:: Aim of the task ::
Each line of the entries that mentions the string "specific" needs to be reported.
Data listing Block Start
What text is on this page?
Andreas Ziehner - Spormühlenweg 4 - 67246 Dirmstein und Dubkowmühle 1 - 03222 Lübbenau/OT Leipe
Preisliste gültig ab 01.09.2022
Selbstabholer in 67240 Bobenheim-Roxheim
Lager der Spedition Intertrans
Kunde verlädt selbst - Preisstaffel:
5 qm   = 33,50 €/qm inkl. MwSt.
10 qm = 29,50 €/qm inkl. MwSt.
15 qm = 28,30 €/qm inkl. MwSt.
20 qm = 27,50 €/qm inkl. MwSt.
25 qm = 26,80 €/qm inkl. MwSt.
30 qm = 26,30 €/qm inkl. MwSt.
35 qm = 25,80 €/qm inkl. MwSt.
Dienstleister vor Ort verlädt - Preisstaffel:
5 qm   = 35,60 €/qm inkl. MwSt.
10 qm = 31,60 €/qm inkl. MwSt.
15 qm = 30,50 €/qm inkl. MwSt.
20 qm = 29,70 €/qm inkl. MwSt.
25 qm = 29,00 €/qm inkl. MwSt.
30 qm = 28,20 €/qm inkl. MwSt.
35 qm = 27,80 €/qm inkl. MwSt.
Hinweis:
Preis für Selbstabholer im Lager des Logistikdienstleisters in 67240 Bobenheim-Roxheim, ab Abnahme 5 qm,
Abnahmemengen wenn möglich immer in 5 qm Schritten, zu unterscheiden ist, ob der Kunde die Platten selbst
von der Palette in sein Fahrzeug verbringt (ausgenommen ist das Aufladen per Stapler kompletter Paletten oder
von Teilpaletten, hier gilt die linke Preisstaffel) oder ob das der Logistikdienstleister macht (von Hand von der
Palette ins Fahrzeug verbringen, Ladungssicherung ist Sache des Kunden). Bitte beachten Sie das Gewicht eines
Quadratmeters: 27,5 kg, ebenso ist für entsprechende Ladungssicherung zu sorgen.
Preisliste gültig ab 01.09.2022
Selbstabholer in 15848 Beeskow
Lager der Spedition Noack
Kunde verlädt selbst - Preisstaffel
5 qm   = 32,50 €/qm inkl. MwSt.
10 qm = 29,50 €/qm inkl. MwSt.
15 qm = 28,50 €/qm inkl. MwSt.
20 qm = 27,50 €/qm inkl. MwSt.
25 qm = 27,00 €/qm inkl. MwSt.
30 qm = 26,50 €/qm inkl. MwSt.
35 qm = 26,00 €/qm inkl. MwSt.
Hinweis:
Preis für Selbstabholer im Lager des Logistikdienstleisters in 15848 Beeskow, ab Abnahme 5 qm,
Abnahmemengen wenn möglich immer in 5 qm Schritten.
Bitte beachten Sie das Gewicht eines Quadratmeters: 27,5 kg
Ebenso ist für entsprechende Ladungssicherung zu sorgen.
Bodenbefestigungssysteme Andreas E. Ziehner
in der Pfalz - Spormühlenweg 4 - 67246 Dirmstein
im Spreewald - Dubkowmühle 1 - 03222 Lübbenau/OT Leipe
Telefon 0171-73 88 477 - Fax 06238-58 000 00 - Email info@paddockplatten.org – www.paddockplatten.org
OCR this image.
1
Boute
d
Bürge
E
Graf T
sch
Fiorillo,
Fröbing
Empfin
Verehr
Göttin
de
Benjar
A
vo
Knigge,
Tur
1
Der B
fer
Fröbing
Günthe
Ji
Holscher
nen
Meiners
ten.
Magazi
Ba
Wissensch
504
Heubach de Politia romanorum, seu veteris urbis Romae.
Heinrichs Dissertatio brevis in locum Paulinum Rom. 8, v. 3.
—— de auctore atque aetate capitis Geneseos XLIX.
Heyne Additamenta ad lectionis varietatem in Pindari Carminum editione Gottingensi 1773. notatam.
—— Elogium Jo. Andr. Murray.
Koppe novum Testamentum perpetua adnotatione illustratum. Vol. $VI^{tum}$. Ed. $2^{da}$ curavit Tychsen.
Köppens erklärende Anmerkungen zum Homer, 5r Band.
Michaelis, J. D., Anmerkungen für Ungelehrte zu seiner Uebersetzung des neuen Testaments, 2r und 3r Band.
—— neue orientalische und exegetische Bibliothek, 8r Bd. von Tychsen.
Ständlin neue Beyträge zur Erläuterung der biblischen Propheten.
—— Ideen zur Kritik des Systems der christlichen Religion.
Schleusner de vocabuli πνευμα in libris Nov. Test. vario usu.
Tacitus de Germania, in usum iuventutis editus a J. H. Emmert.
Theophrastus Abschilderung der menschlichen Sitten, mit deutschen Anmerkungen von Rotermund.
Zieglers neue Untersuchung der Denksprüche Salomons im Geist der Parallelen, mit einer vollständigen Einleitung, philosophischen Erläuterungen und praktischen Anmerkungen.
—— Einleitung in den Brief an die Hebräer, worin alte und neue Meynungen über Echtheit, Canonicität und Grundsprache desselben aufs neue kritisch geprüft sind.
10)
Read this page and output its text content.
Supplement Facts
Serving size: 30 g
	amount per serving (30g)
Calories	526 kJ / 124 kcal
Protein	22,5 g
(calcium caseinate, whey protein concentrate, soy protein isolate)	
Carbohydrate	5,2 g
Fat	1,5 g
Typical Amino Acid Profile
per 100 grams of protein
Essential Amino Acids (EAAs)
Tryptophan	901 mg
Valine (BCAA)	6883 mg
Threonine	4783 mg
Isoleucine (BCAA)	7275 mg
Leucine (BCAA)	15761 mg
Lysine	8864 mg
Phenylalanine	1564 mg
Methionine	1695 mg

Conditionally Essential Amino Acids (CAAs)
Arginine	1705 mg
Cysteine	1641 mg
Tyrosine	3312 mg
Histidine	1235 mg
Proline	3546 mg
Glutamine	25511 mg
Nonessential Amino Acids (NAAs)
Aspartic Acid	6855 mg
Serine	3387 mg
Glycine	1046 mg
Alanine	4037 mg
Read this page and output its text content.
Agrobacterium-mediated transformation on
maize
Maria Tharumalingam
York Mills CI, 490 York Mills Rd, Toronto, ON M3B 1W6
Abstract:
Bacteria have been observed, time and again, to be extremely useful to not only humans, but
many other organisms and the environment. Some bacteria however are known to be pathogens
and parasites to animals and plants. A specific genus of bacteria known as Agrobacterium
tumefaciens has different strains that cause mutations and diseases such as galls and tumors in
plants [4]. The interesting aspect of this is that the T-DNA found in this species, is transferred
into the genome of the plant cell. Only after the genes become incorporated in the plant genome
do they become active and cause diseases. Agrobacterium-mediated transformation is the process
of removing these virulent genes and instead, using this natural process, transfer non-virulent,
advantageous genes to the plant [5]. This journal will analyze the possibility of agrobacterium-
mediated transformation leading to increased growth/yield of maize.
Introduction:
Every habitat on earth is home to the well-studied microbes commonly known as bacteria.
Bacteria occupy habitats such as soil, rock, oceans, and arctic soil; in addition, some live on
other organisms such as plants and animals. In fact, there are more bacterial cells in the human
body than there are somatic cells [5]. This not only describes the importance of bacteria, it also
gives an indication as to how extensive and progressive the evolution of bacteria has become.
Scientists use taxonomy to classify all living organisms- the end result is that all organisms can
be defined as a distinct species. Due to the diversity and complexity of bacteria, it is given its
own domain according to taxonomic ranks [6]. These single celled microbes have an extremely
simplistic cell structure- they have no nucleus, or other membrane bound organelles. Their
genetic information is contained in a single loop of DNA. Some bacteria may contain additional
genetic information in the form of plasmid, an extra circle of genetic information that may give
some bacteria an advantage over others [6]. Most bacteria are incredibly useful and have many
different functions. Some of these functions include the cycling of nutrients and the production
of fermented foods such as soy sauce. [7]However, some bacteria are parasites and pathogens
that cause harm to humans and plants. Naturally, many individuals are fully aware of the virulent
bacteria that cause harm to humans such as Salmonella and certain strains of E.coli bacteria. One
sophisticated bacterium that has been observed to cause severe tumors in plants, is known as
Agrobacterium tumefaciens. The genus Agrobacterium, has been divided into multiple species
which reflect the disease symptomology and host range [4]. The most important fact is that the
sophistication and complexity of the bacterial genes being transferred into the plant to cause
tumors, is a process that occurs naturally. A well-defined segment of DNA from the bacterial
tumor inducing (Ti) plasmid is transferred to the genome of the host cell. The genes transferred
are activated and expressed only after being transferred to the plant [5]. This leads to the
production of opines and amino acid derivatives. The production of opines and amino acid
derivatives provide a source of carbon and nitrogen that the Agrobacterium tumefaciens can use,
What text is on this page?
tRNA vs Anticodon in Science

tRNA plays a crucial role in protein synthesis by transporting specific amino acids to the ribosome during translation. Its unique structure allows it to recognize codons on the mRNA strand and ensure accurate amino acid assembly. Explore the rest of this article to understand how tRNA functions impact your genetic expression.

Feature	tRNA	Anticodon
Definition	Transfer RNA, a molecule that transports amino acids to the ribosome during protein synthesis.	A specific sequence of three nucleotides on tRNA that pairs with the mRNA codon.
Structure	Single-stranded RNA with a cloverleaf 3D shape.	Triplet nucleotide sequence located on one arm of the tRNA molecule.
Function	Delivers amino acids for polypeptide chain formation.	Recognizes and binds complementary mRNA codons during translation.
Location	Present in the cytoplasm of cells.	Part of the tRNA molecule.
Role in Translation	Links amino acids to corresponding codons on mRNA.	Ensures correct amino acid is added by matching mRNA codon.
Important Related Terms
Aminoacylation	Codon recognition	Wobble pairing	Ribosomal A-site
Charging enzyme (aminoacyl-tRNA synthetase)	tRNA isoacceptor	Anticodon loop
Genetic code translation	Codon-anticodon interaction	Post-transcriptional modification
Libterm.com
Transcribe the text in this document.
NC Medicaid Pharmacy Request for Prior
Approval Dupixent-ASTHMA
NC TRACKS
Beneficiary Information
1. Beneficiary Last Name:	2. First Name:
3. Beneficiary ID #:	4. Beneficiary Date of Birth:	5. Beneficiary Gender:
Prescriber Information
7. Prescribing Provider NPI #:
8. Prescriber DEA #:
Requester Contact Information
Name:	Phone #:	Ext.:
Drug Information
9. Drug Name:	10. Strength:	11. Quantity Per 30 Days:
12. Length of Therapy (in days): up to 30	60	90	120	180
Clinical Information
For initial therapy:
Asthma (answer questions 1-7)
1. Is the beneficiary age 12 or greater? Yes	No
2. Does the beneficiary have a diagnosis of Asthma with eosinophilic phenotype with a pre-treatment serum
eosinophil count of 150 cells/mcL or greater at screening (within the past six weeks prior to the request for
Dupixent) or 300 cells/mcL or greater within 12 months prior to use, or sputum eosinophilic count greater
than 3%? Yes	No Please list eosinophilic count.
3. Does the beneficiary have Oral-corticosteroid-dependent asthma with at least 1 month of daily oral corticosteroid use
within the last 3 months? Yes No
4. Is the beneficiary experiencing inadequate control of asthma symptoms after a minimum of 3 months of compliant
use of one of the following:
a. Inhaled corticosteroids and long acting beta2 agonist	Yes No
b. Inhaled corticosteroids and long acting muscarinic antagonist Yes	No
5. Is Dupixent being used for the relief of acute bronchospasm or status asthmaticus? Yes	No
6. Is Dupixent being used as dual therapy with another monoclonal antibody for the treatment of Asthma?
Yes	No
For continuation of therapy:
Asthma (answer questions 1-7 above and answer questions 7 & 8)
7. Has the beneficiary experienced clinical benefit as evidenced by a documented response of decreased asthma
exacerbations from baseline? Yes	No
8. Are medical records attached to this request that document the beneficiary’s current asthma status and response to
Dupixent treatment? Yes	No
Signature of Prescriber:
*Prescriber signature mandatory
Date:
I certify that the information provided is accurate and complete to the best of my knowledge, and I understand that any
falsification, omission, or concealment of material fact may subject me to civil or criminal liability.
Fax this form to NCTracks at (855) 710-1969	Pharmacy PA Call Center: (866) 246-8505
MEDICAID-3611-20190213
Data listing Block End
:: Reply ::
and parasites to animals and plants. A specific genus of bacteria known as Agrobacterium
tRNA plays a crucial role in protein synthesis by transporting specific amino acids to the ribosome during translation. Its unique structure allows it to recognize codons on the mRNA strand and ensure accurate amino acid assembly. Explore the rest of this article to understand how tRNA functions impact your genetic expression.
Definition	Transfer RNA, a molecule that transports amino acids to the ribosome during protein synthesis.	A specific sequence of three nucleotides on tRNA that pairs with the mRNA codon.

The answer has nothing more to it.